STATED TASK =
Quote the full listing word for word.

══════

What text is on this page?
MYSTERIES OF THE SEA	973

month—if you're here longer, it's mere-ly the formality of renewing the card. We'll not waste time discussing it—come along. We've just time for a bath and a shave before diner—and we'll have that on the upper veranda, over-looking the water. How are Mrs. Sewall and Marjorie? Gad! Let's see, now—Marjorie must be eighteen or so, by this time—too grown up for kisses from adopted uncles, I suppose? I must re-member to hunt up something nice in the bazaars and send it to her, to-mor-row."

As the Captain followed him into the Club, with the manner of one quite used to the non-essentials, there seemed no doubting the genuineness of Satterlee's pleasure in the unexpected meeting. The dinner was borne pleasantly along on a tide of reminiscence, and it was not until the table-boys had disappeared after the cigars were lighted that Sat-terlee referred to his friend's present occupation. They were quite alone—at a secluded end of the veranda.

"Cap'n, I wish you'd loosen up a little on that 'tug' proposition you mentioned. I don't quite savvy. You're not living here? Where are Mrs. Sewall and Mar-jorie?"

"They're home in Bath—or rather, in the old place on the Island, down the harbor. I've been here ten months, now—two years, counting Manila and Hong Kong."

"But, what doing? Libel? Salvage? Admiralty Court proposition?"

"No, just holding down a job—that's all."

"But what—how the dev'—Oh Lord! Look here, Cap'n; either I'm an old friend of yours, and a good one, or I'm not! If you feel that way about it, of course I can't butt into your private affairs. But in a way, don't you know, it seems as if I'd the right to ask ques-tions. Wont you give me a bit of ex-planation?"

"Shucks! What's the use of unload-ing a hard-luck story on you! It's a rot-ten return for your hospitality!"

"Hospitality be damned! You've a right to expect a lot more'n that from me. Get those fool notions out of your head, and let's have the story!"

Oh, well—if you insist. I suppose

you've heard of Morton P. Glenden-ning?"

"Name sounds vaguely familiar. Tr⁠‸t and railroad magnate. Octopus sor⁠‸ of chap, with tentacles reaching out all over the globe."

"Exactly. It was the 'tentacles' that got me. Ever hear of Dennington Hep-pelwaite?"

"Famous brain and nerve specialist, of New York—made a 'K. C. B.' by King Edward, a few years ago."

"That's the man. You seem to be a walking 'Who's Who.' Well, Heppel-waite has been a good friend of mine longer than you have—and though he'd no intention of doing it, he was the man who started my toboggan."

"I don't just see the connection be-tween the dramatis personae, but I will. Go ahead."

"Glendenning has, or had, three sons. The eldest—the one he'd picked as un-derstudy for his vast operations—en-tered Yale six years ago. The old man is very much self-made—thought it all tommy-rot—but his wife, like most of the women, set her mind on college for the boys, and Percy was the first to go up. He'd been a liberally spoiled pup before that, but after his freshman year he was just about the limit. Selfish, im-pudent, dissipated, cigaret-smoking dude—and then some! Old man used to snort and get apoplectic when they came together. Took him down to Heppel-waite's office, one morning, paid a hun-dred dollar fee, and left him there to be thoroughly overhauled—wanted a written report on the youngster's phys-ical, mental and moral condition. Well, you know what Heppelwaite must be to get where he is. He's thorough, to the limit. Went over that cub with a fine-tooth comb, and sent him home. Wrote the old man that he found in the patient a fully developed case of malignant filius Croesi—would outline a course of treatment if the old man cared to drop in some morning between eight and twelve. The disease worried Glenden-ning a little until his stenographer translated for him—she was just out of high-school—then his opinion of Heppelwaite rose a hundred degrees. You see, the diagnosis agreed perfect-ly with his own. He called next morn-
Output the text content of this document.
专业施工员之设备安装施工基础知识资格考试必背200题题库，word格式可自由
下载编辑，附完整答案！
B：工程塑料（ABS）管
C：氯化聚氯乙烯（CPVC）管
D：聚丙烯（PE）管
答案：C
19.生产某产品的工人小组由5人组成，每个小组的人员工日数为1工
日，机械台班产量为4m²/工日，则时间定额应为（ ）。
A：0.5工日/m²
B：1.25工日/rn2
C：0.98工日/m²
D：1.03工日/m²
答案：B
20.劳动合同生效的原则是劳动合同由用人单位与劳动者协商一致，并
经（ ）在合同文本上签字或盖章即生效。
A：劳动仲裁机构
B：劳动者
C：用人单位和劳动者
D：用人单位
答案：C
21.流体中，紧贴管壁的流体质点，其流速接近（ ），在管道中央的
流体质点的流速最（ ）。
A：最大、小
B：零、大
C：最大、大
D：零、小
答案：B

══════

THE COMPLETED TASK =
What text is on this page?
MYSTERIES OF THE SEA	973

month—if you're here longer, it's mere-ly the formality of renewing the card. We'll not waste time discussing it—come along. We've just time for a bath and a shave before diner—and we'll have that on the upper veranda, over-looking the water. How are Mrs. Sewall and Marjorie? Gad! Let's see, now—Marjorie must be eighteen or so, by this time—too grown up for kisses from adopted uncles, I suppose? I must re-member to hunt up something nice in the bazaars and send it to her, to-mor-row."

As the Captain followed him into the Club, with the manner of one quite used to the non-essentials, there seemed no doubting the genuineness of Satterlee's pleasure in the unexpected meeting. The dinner was borne pleasantly along on a tide of reminiscence, and it was not until the table-boys had disappeared after the cigars were lighted that Sat-terlee referred to his friend's present occupation. They were quite alone—at a secluded end of the veranda.

"Cap'n, I wish you'd loosen up a little on that 'tug' proposition you mentioned. I don't quite savvy. You're not living here? Where are Mrs. Sewall and Mar-jorie?"

"They're home in Bath—or rather, in the old place on the Island, down the harbor. I've been here ten months, now—two years, counting Manila and Hong Kong."

"But, what doing? Libel? Salvage? Admiralty Court proposition?"

"No, just holding down a job—that's all."

"But what—how the dev'—Oh Lord! Look here, Cap'n; either I'm an old friend of yours, and a good one, or I'm not! If you feel that way about it, of course I can't butt into your private affairs. But in a way, don't you know, it seems as if I'd the right to ask ques-tions. Wont you give me a bit of ex-planation?"

"Shucks! What's the use of unload-ing a hard-luck story on you! It's a rot-ten return for your hospitality!"

"Hospitality be damned! You've a right to expect a lot more'n that from me. Get those fool notions out of your head, and let's have the story!"

Oh, well—if you insist. I suppose

you've heard of Morton P. Glenden-ning?"

"Name sounds vaguely familiar. Tr⁠‸t and railroad magnate. Octopus sor⁠‸ of chap, with tentacles reaching out all over the globe."

"Exactly. It was the 'tentacles' that got me. Ever hear of Dennington Hep-pelwaite?"

"Famous brain and nerve specialist, of New York—made a 'K. C. B.' by King Edward, a few years ago."

"That's the man. You seem to be a walking 'Who's Who.' Well, Heppel-waite has been a good friend of mine longer than you have—and though he'd no intention of doing it, he was the man who started my toboggan."

"I don't just see the connection be-tween the dramatis personae, but I will. Go ahead."

"Glendenning has, or had, three sons. The eldest—the one he'd picked as un-derstudy for his vast operations—en-tered Yale six years ago. The old man is very much self-made—thought it all tommy-rot—but his wife, like most of the women, set her mind on college for the boys, and Percy was the first to go up. He'd been a liberally spoiled pup before that, but after his freshman year he was just about the limit. Selfish, im-pudent, dissipated, cigaret-smoking dude—and then some! Old man used to snort and get apoplectic when they came together. Took him down to Heppel-waite's office, one morning, paid a hun-dred dollar fee, and left him there to be thoroughly overhauled—wanted a written report on the youngster's phys-ical, mental and moral condition. Well, you know what Heppelwaite must be to get where he is. He's thorough, to the limit. Went over that cub with a fine-tooth comb, and sent him home. Wrote the old man that he found in the patient a fully developed case of malignant filius Croesi—would outline a course of treatment if the old man cared to drop in some morning between eight and twelve. The disease worried Glenden-ning a little until his stenographer translated for him—she was just out of high-school—then his opinion of Heppelwaite rose a hundred degrees. You see, the diagnosis agreed perfect-ly with his own. He called next morn-
Output the text content of this document.
专业施工员之设备安装施工基础知识资格考试必背200题题库，word格式可自由
下载编辑，附完整答案！
B：工程塑料（ABS）管
C：氯化聚氯乙烯（CPVC）管
D：聚丙烯（PE）管
答案：C
19.生产某产品的工人小组由5人组成，每个小组的人员工日数为1工
日，机械台班产量为4m²/工日，则时间定额应为（ ）。
A：0.5工日/m²
B：1.25工日/rn2
C：0.98工日/m²
D：1.03工日/m²
答案：B
20.劳动合同生效的原则是劳动合同由用人单位与劳动者协商一致，并
经（ ）在合同文本上签字或盖章即生效。
A：劳动仲裁机构
B：劳动者
C：用人单位和劳动者
D：用人单位
答案：C
21.流体中，紧贴管壁的流体质点，其流速接近（ ），在管道中央的
流体质点的流速最（ ）。
A：最大、小
B：零、大
C：最大、大
D：零、小
答案：B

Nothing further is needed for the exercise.